• _DATA LINES_

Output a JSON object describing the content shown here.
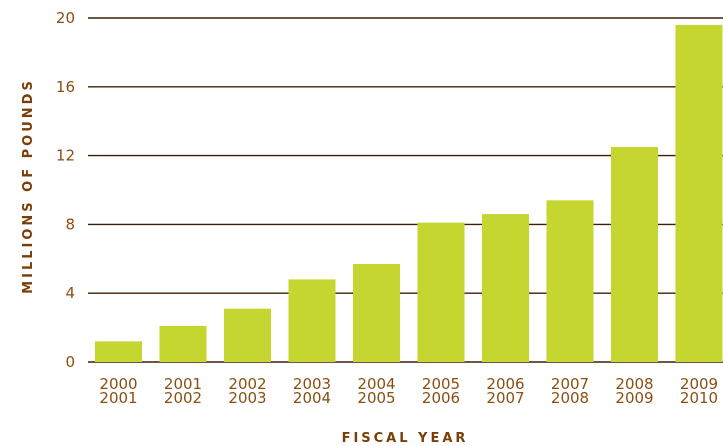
{
  "chart_data": {
    "type": "bar",
    "title": "",
    "xlabel": "FISCAL YEAR",
    "ylabel": "MILLIONS OF POUNDS",
    "categories": [
      [
        "2000",
        "2001"
      ],
      [
        "2001",
        "2002"
      ],
      [
        "2002",
        "2003"
      ],
      [
        "2003",
        "2004"
      ],
      [
        "2004",
        "2005"
      ],
      [
        "2005",
        "2006"
      ],
      [
        "2006",
        "2007"
      ],
      [
        "2007",
        "2008"
      ],
      [
        "2008",
        "2009"
      ],
      [
        "2009",
        "2010"
      ]
    ],
    "values": [
      1.2,
      2.1,
      3.1,
      4.8,
      5.7,
      8.1,
      8.6,
      9.4,
      12.5,
      19.6
    ],
    "ylim": [
      0,
      20
    ],
    "yticks": [
      "0",
      "4",
      "8",
      "12",
      "16",
      "20"
    ],
    "grid": true,
    "colors": {
      "bar": "#c4d62f",
      "grid": "#3d1f06",
      "label": "#8a4f12",
      "axis_title": "#7a3d06"
    }
  }
}
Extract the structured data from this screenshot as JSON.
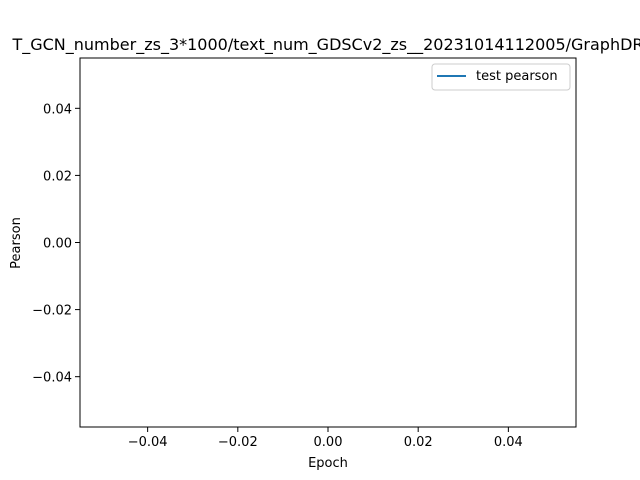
{
  "chart_data": {
    "type": "line",
    "title": "T_GCN_number_zs_3*1000/text_num_GDSCv2_zs__20231014112005/GraphDR",
    "xlabel": "Epoch",
    "ylabel": "Pearson",
    "xlim": [
      -0.055,
      0.055
    ],
    "ylim": [
      -0.055,
      0.055
    ],
    "xticks": [
      -0.04,
      -0.02,
      0.0,
      0.02,
      0.04
    ],
    "xtick_labels": [
      "−0.04",
      "−0.02",
      "0.00",
      "0.02",
      "0.04"
    ],
    "yticks": [
      -0.04,
      -0.02,
      0.0,
      0.02,
      0.04
    ],
    "ytick_labels": [
      "−0.04",
      "−0.02",
      "0.00",
      "0.02",
      "0.04"
    ],
    "grid": false,
    "legend_position": "top-right",
    "series": [
      {
        "name": "test pearson",
        "color": "#1f77b4",
        "x": [],
        "y": []
      }
    ]
  }
}
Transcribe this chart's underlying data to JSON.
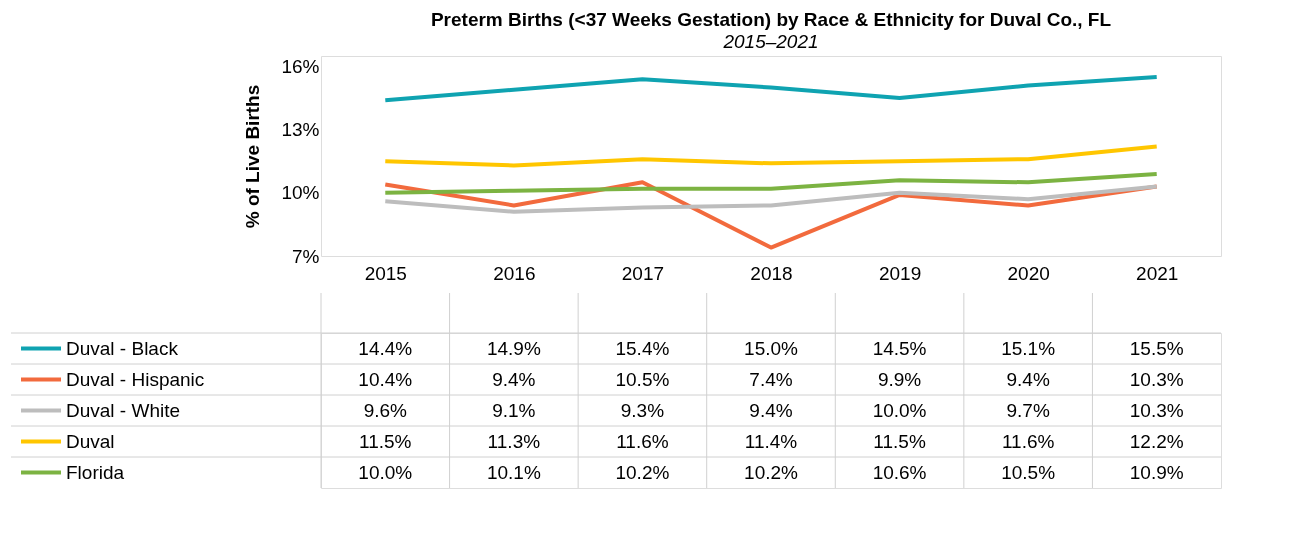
{
  "chart_data": {
    "type": "line",
    "title": "Preterm Births (<37 Weeks Gestation) by Race & Ethnicity for Duval Co., FL",
    "subtitle": "2015–2021",
    "ylabel": "% of Live Births",
    "categories": [
      "2015",
      "2016",
      "2017",
      "2018",
      "2019",
      "2020",
      "2021"
    ],
    "series": [
      {
        "name": "Duval - Black",
        "color": "#0fa3b1",
        "values": [
          14.4,
          14.9,
          15.4,
          15.0,
          14.5,
          15.1,
          15.5
        ],
        "value_labels": [
          "14.4%",
          "14.9%",
          "15.4%",
          "15.0%",
          "14.5%",
          "15.1%",
          "15.5%"
        ]
      },
      {
        "name": "Duval - Hispanic",
        "color": "#f26a3d",
        "values": [
          10.4,
          9.4,
          10.5,
          7.4,
          9.9,
          9.4,
          10.3
        ],
        "value_labels": [
          "10.4%",
          "9.4%",
          "10.5%",
          "7.4%",
          "9.9%",
          "9.4%",
          "10.3%"
        ]
      },
      {
        "name": "Duval - White",
        "color": "#bdbdbd",
        "values": [
          9.6,
          9.1,
          9.3,
          9.4,
          10.0,
          9.7,
          10.3
        ],
        "value_labels": [
          "9.6%",
          "9.1%",
          "9.3%",
          "9.4%",
          "10.0%",
          "9.7%",
          "10.3%"
        ]
      },
      {
        "name": "Duval",
        "color": "#ffc600",
        "values": [
          11.5,
          11.3,
          11.6,
          11.4,
          11.5,
          11.6,
          12.2
        ],
        "value_labels": [
          "11.5%",
          "11.3%",
          "11.6%",
          "11.4%",
          "11.5%",
          "11.6%",
          "12.2%"
        ]
      },
      {
        "name": "Florida",
        "color": "#7cb342",
        "values": [
          10.0,
          10.1,
          10.2,
          10.2,
          10.6,
          10.5,
          10.9
        ],
        "value_labels": [
          "10.0%",
          "10.1%",
          "10.2%",
          "10.2%",
          "10.6%",
          "10.5%",
          "10.9%"
        ]
      }
    ],
    "ylim": [
      7,
      16.5
    ],
    "yticks": [
      {
        "value": 7,
        "label": "7%"
      },
      {
        "value": 10,
        "label": "10%"
      },
      {
        "value": 13,
        "label": "13%"
      },
      {
        "value": 16,
        "label": "16%"
      }
    ],
    "grid": false,
    "legend": "bottom",
    "marker": "none",
    "line_style": "solid"
  }
}
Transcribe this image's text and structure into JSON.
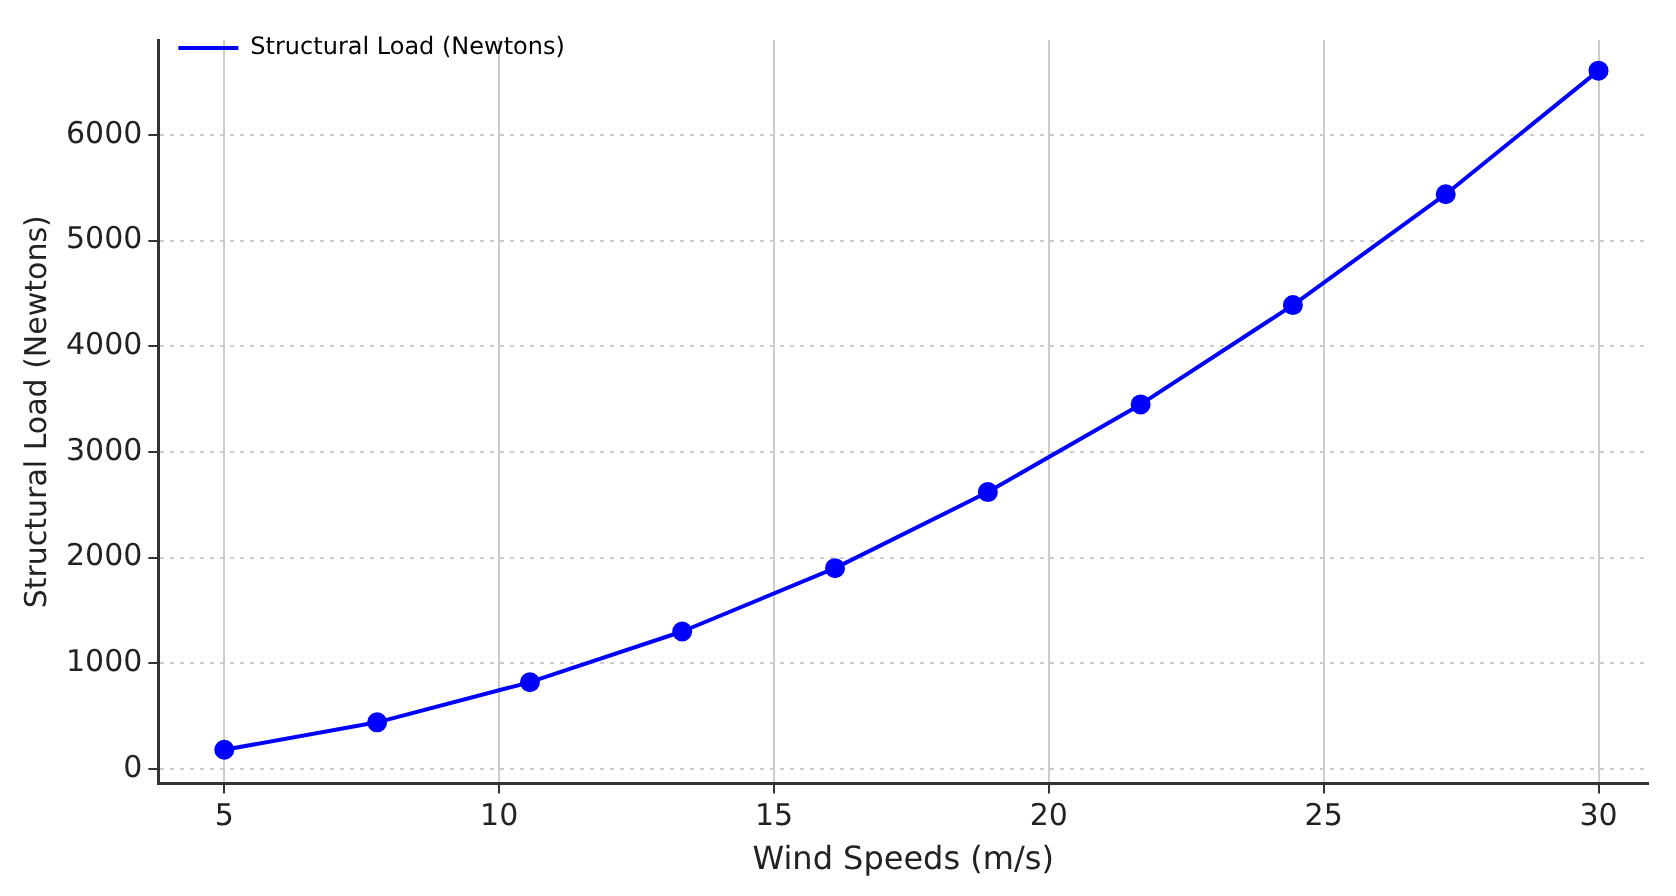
{
  "chart_data": {
    "type": "line",
    "xlabel": "Wind Speeds (m/s)",
    "ylabel": "Structural Load (Newtons)",
    "x": [
      5,
      7.78,
      10.56,
      13.33,
      16.11,
      18.89,
      21.67,
      24.44,
      27.22,
      30
    ],
    "series": [
      {
        "name": "Structural Load (Newtons)",
        "color": "#0000ff",
        "values": [
          180,
          440,
          820,
          1300,
          1900,
          2620,
          3450,
          4390,
          5440,
          6610
        ]
      }
    ],
    "xlim": [
      3.8,
      30.9
    ],
    "ylim": [
      -140,
      6900
    ],
    "xticks": [
      5,
      10,
      15,
      20,
      25,
      30
    ],
    "yticks": [
      0,
      1000,
      2000,
      3000,
      4000,
      5000,
      6000
    ],
    "grid": true,
    "legend": "top left",
    "marker": "circle",
    "line_style": "solid"
  }
}
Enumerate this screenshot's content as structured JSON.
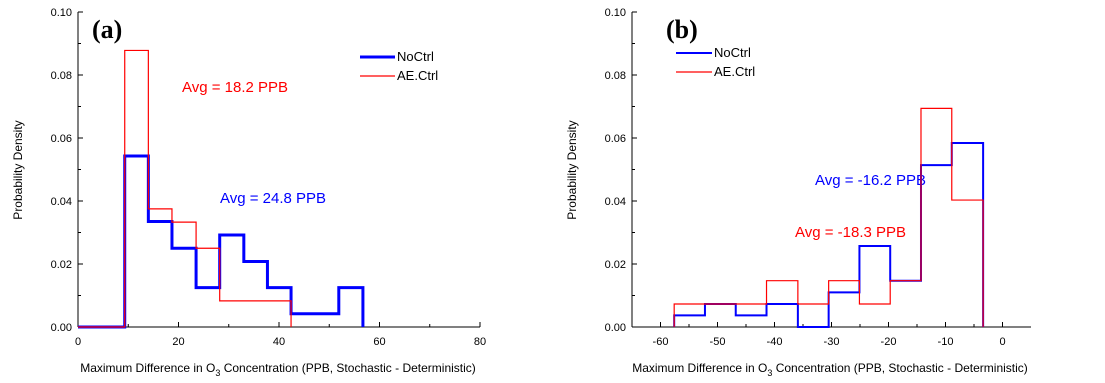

• _WHAT YOU SHOULD DO_
Filter the entries down to the lines with the word "xlabel" in them.

• _IN RESPONSE_
    "xlabel": "FISCAL YEAR",
    "xlabel": "Epoch",
    "xlabel": "Wind Speeds (m/s)",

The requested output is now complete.